_EXERCISE TASK_
Scan the entries below for the word "Attractions". Copy each line that has it.

_DATA FOR THE TASK_

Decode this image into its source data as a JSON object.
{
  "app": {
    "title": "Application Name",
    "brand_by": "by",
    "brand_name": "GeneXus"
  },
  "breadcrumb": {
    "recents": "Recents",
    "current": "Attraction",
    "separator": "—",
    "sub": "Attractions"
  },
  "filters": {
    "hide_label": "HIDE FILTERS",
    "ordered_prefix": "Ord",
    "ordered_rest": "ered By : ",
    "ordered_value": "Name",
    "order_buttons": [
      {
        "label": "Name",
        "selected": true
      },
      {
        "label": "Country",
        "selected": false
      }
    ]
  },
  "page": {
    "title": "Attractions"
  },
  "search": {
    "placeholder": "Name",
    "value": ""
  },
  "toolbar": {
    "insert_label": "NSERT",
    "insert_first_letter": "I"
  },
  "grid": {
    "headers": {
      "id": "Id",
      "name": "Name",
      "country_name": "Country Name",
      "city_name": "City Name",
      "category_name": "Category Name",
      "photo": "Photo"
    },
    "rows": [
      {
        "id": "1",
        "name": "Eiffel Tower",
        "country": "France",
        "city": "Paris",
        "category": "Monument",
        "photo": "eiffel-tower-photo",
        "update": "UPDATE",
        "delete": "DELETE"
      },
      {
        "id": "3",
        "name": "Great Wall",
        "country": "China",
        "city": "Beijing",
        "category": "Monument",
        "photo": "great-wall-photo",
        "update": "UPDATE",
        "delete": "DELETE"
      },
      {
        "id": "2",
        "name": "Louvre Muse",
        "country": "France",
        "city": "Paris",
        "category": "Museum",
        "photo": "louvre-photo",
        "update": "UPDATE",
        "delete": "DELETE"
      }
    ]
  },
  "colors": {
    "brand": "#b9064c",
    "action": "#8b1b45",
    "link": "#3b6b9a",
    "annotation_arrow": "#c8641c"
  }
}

_RESULT BELOW_
    "sub": "Attractions"
    "title": "Attractions"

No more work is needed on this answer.